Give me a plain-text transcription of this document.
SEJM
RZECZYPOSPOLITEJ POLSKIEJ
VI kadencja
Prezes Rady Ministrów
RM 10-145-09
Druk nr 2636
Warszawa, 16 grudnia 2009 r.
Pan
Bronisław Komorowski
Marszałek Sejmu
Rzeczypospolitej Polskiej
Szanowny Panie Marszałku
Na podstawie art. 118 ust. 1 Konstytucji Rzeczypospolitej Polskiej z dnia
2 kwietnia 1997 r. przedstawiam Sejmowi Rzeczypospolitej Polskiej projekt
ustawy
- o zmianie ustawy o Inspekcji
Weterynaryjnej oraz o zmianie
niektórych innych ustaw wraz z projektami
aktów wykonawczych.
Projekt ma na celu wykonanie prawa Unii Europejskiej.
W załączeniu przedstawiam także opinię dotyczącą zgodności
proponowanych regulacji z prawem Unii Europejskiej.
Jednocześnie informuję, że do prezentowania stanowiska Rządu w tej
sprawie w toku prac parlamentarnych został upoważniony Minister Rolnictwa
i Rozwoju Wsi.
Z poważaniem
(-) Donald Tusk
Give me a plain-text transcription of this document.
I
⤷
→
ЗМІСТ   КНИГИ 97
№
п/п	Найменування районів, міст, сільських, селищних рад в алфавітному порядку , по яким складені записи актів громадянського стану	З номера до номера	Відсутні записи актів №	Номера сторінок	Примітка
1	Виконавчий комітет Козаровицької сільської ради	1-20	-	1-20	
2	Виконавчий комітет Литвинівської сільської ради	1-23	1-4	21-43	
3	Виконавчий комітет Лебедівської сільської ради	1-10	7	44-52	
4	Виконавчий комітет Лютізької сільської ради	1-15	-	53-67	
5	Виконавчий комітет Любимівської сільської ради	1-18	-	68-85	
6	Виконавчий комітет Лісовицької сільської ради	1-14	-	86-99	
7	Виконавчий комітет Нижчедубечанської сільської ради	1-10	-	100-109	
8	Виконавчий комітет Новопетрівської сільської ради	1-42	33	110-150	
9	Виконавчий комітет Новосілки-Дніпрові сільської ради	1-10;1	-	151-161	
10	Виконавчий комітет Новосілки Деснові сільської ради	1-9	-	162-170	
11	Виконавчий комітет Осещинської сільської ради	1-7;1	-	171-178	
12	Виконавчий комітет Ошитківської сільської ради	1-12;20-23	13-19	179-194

→ **Exercise**
Quote the entire listing above exactly.

→ **Answer to this exercise**
Give me a plain-text transcription of this document.
SEJM
RZECZYPOSPOLITEJ POLSKIEJ
VI kadencja
Prezes Rady Ministrów
RM 10-145-09
Druk nr 2636
Warszawa, 16 grudnia 2009 r.
Pan
Bronisław Komorowski
Marszałek Sejmu
Rzeczypospolitej Polskiej
Szanowny Panie Marszałku
Na podstawie art. 118 ust. 1 Konstytucji Rzeczypospolitej Polskiej z dnia
2 kwietnia 1997 r. przedstawiam Sejmowi Rzeczypospolitej Polskiej projekt
ustawy
- o zmianie ustawy o Inspekcji
Weterynaryjnej oraz o zmianie
niektórych innych ustaw wraz z projektami
aktów wykonawczych.
Projekt ma na celu wykonanie prawa Unii Europejskiej.
W załączeniu przedstawiam także opinię dotyczącą zgodności
proponowanych regulacji z prawem Unii Europejskiej.
Jednocześnie informuję, że do prezentowania stanowiska Rządu w tej
sprawie w toku prac parlamentarnych został upoważniony Minister Rolnictwa
i Rozwoju Wsi.
Z poważaniem
(-) Donald Tusk
Give me a plain-text transcription of this document.
I
⤷
→
ЗМІСТ   КНИГИ 97
№
п/п	Найменування районів, міст, сільських, селищних рад в алфавітному порядку , по яким складені записи актів громадянського стану	З номера до номера	Відсутні записи актів №	Номера сторінок	Примітка
1	Виконавчий комітет Козаровицької сільської ради	1-20	-	1-20	
2	Виконавчий комітет Литвинівської сільської ради	1-23	1-4	21-43	
3	Виконавчий комітет Лебедівської сільської ради	1-10	7	44-52	
4	Виконавчий комітет Лютізької сільської ради	1-15	-	53-67	
5	Виконавчий комітет Любимівської сільської ради	1-18	-	68-85	
6	Виконавчий комітет Лісовицької сільської ради	1-14	-	86-99	
7	Виконавчий комітет Нижчедубечанської сільської ради	1-10	-	100-109	
8	Виконавчий комітет Новопетрівської сільської ради	1-42	33	110-150	
9	Виконавчий комітет Новосілки-Дніпрові сільської ради	1-10;1	-	151-161	
10	Виконавчий комітет Новосілки Деснові сільської ради	1-9	-	162-170	
11	Виконавчий комітет Осещинської сільської ради	1-7;1	-	171-178	
12	Виконавчий комітет Ошитківської сільської ради	1-12;20-23	13-19	179-194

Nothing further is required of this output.